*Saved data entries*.
++++

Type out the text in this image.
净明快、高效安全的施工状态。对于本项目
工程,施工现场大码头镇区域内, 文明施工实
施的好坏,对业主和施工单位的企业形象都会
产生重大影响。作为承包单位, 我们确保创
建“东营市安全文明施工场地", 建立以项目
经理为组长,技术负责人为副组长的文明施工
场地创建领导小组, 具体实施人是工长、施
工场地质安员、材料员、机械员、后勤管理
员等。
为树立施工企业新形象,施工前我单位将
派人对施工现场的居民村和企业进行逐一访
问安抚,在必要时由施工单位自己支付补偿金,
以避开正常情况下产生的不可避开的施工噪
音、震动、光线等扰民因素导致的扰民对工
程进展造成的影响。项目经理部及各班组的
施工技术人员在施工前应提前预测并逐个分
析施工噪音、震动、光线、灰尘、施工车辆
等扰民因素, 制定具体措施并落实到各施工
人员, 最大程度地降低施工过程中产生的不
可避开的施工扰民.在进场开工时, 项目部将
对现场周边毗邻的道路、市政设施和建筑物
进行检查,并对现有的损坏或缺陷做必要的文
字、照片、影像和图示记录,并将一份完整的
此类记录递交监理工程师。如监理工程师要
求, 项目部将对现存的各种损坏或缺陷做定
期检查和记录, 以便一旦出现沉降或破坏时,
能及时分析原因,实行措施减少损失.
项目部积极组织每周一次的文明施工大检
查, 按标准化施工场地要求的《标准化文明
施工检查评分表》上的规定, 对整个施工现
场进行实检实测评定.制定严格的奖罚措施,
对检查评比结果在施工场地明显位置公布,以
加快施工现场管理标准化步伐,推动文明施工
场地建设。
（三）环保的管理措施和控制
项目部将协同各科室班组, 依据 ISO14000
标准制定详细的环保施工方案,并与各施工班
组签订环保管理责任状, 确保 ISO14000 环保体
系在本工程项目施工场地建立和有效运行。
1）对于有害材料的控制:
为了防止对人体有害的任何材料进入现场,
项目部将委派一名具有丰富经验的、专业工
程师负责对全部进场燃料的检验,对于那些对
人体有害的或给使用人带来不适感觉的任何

++++

*EXERCISE DESCRIPTION*. Quote the material exactly, leaving nothing out.

*RESPONSE FOR THIS EXERCISE*.
Type out the text in this image.
净明快、高效安全的施工状态。对于本项目
工程,施工现场大码头镇区域内, 文明施工实
施的好坏,对业主和施工单位的企业形象都会
产生重大影响。作为承包单位, 我们确保创
建“东营市安全文明施工场地", 建立以项目
经理为组长,技术负责人为副组长的文明施工
场地创建领导小组, 具体实施人是工长、施
工场地质安员、材料员、机械员、后勤管理
员等。
为树立施工企业新形象,施工前我单位将
派人对施工现场的居民村和企业进行逐一访
问安抚,在必要时由施工单位自己支付补偿金,
以避开正常情况下产生的不可避开的施工噪
音、震动、光线等扰民因素导致的扰民对工
程进展造成的影响。项目经理部及各班组的
施工技术人员在施工前应提前预测并逐个分
析施工噪音、震动、光线、灰尘、施工车辆
等扰民因素, 制定具体措施并落实到各施工
人员, 最大程度地降低施工过程中产生的不
可避开的施工扰民.在进场开工时, 项目部将
对现场周边毗邻的道路、市政设施和建筑物
进行检查,并对现有的损坏或缺陷做必要的文
字、照片、影像和图示记录,并将一份完整的
此类记录递交监理工程师。如监理工程师要
求, 项目部将对现存的各种损坏或缺陷做定
期检查和记录, 以便一旦出现沉降或破坏时,
能及时分析原因,实行措施减少损失.
项目部积极组织每周一次的文明施工大检
查, 按标准化施工场地要求的《标准化文明
施工检查评分表》上的规定, 对整个施工现
场进行实检实测评定.制定严格的奖罚措施,
对检查评比结果在施工场地明显位置公布,以
加快施工现场管理标准化步伐,推动文明施工
场地建设。
（三）环保的管理措施和控制
项目部将协同各科室班组, 依据 ISO14000
标准制定详细的环保施工方案,并与各施工班
组签订环保管理责任状, 确保 ISO14000 环保体
系在本工程项目施工场地建立和有效运行。
1）对于有害材料的控制:
为了防止对人体有害的任何材料进入现场,
项目部将委派一名具有丰富经验的、专业工
程师负责对全部进场燃料的检验,对于那些对
人体有害的或给使用人带来不适感觉的任何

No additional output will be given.